TASK TO CARRY OUT >> Copy out, unchanged, the stretch of lines from the one containing "- mail-below-row: [91, 750, 672, 763]" through the one containing "- ship-zip-field[interactable]: [593, 810, 672, 821]".

───── SOURCE DATA ─────

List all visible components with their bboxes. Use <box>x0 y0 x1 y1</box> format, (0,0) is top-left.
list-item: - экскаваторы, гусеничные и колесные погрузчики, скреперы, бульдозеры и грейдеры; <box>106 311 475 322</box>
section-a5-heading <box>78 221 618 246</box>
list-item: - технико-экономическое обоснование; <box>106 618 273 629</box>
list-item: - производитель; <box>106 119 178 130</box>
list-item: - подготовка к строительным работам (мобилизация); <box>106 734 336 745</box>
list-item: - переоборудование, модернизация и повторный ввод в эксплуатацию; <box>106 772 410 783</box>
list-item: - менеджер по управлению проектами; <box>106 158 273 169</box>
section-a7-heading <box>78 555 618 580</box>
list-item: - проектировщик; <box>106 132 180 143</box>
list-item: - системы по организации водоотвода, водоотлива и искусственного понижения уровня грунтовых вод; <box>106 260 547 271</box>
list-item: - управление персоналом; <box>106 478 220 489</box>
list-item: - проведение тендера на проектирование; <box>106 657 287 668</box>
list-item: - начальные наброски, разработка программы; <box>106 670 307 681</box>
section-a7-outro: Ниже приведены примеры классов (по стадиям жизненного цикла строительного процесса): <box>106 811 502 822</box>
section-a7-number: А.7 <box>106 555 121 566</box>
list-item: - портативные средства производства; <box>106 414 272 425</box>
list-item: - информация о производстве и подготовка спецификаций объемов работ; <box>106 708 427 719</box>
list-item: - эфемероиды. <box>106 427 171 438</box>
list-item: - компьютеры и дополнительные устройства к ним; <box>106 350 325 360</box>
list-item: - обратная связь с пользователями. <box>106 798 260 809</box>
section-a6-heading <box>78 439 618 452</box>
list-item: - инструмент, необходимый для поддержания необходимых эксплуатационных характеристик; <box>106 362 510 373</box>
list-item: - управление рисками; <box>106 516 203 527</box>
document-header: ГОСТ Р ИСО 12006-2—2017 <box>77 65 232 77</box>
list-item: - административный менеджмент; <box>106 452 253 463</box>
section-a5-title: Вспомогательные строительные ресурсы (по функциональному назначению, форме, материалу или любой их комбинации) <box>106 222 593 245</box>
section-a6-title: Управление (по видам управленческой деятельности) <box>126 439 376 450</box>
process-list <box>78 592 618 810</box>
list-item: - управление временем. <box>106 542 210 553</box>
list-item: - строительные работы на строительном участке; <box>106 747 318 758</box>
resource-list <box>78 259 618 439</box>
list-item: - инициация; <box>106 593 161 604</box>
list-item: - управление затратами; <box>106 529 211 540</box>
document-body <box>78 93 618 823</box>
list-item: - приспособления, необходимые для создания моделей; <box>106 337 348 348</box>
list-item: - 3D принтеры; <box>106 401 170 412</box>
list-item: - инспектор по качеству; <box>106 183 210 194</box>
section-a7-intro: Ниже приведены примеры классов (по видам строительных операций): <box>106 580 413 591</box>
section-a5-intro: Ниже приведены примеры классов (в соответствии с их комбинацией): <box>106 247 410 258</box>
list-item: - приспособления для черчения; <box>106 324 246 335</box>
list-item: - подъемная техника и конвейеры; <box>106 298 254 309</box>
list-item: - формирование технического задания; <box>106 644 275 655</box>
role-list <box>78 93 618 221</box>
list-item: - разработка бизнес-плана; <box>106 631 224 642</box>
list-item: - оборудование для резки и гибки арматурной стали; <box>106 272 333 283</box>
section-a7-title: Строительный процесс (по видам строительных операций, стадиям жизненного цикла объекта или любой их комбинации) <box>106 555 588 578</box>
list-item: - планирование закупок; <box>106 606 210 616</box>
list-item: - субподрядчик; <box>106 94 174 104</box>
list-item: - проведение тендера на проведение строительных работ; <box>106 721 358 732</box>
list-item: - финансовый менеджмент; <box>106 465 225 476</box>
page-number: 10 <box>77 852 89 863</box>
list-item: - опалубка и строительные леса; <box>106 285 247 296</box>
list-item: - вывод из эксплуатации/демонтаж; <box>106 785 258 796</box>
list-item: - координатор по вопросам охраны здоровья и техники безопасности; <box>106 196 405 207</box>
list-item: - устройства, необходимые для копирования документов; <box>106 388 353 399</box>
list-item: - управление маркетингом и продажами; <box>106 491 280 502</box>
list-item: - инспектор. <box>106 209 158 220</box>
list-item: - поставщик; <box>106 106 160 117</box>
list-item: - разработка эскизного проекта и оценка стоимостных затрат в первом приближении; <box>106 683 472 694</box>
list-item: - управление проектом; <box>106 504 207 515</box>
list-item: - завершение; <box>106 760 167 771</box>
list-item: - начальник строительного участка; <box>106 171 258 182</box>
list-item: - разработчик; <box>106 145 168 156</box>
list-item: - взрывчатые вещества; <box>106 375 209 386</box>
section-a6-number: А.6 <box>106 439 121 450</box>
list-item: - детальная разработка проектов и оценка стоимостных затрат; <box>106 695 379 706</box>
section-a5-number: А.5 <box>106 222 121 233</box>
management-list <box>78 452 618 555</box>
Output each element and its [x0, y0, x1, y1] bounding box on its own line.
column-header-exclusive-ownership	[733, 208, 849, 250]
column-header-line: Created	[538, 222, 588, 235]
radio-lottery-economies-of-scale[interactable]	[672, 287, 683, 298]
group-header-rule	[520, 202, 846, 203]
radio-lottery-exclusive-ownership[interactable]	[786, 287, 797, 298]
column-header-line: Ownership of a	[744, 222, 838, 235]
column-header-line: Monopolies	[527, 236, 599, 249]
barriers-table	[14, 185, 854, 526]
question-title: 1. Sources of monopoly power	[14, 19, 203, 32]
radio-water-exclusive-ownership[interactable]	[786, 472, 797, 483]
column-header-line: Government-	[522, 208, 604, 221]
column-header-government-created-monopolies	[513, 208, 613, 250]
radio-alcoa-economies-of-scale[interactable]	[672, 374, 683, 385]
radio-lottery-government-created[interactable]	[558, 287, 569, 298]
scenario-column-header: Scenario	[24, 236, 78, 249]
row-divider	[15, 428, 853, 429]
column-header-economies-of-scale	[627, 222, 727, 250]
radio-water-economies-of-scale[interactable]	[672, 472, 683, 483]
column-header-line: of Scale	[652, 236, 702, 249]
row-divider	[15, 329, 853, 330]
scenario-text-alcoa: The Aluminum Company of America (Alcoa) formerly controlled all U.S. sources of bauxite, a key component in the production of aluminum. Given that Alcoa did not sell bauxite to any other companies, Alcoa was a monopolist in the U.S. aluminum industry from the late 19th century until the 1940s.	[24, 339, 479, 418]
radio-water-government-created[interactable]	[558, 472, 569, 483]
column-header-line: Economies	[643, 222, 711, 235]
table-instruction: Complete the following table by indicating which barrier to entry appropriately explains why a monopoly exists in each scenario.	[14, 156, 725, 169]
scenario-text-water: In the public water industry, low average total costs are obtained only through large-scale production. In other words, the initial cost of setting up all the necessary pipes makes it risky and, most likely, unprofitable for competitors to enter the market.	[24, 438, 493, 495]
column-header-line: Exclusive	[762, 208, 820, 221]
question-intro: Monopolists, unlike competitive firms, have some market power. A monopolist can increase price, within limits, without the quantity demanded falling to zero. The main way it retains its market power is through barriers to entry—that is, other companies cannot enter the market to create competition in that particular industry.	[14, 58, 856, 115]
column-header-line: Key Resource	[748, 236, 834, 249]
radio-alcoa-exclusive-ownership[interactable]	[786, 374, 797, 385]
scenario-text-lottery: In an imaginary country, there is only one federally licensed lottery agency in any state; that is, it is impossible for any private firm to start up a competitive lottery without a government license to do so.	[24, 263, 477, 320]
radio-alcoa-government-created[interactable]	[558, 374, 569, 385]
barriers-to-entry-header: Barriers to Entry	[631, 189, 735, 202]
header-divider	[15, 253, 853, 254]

─────
───── SOURCE DATA ─────

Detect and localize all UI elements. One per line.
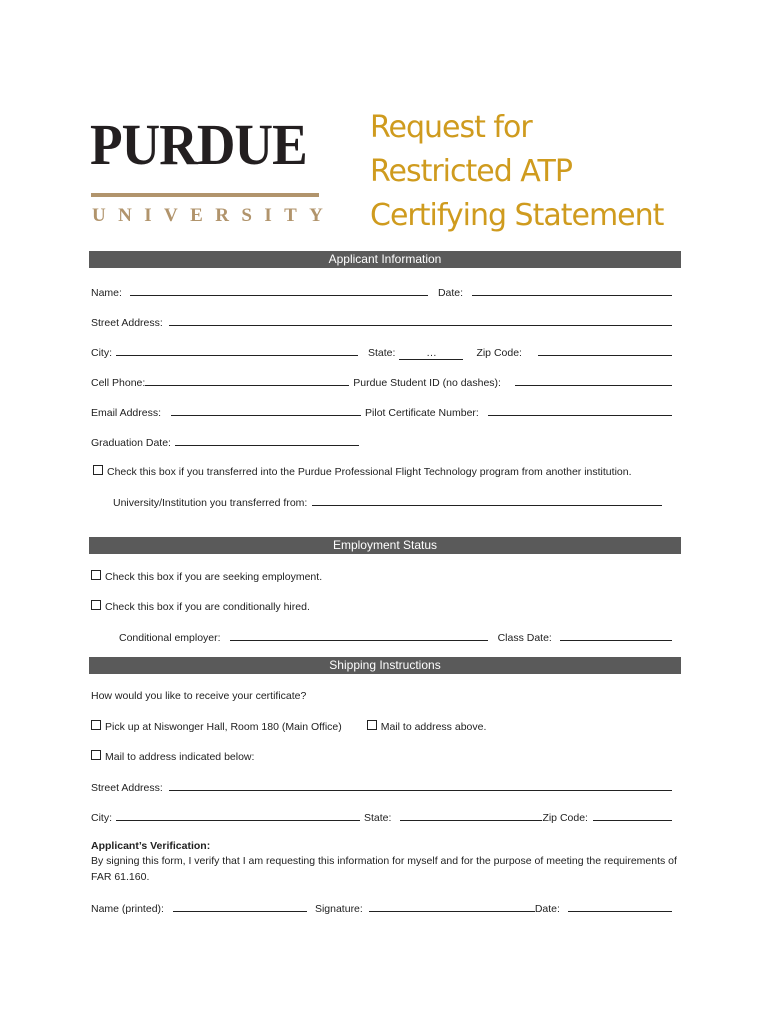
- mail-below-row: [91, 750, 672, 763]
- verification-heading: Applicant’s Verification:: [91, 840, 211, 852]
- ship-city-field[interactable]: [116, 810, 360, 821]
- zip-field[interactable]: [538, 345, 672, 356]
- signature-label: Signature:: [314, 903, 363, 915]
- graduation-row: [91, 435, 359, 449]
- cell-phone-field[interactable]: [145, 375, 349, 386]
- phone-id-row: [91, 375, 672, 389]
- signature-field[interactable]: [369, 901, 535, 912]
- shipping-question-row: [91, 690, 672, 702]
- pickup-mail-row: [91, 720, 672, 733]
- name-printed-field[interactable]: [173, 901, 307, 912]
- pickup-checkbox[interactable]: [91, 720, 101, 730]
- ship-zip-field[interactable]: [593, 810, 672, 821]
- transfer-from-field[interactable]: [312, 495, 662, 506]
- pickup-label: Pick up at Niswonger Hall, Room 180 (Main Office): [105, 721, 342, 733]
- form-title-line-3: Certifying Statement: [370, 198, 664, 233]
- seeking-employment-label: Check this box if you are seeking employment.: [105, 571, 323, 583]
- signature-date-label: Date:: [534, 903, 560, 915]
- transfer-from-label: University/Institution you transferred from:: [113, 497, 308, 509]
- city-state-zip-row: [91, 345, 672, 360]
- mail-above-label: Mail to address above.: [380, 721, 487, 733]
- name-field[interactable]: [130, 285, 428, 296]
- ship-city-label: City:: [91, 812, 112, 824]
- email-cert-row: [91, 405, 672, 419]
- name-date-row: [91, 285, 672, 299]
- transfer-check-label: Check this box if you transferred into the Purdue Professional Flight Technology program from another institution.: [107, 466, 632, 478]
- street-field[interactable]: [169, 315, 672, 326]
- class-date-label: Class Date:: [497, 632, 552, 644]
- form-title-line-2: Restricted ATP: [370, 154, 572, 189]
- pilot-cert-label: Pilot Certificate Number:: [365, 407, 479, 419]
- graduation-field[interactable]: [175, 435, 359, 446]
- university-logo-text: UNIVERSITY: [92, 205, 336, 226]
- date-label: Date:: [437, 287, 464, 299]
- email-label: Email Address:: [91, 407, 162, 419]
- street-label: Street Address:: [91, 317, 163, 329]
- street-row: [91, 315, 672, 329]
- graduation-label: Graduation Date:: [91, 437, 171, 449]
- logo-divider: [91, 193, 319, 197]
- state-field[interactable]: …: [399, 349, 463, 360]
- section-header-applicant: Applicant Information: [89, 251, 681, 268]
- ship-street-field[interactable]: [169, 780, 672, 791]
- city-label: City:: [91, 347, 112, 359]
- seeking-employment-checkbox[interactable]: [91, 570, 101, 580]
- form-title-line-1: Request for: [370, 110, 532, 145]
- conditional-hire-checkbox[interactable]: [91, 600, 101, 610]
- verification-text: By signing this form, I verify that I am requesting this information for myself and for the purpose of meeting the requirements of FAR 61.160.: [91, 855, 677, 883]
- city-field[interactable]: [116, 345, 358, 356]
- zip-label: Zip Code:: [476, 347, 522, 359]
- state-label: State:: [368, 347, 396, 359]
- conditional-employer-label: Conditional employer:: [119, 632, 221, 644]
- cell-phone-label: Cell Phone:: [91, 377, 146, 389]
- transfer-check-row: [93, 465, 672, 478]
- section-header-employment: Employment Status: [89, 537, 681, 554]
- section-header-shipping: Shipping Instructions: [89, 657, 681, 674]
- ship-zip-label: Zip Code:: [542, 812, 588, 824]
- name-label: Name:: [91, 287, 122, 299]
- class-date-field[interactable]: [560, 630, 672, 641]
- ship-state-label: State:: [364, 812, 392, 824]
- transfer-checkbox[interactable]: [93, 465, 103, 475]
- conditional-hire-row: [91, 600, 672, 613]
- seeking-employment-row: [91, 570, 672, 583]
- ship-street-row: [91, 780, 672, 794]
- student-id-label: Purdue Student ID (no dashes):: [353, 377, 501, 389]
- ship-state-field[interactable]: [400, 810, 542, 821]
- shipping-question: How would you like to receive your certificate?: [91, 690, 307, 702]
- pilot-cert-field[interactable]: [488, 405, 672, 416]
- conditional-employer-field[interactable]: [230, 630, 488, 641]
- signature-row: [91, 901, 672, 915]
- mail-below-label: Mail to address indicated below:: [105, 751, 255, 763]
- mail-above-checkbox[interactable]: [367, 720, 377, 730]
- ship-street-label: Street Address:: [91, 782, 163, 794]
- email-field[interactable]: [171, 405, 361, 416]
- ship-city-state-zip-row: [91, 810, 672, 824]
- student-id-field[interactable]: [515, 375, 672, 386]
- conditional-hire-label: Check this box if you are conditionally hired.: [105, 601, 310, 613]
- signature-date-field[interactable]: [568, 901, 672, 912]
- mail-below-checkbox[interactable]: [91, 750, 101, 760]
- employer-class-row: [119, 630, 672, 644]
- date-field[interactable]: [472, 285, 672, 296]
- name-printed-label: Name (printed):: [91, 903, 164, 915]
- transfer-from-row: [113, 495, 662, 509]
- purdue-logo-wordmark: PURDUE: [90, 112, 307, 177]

─────

TASK RESPONSE >>
- mail-below-row: [91, 750, 672, 763]
- verification-heading: Applicant’s Verification:: [91, 840, 211, 852]
- ship-city-field[interactable]: [116, 810, 360, 821]
- zip-field[interactable]: [538, 345, 672, 356]
- signature-label: Signature:: [314, 903, 363, 915]
- graduation-row: [91, 435, 359, 449]
- cell-phone-field[interactable]: [145, 375, 349, 386]
- phone-id-row: [91, 375, 672, 389]
- signature-field[interactable]: [369, 901, 535, 912]
- shipping-question-row: [91, 690, 672, 702]
- pickup-mail-row: [91, 720, 672, 733]
- name-printed-field[interactable]: [173, 901, 307, 912]
- pickup-checkbox[interactable]: [91, 720, 101, 730]
- ship-zip-field[interactable]: [593, 810, 672, 821]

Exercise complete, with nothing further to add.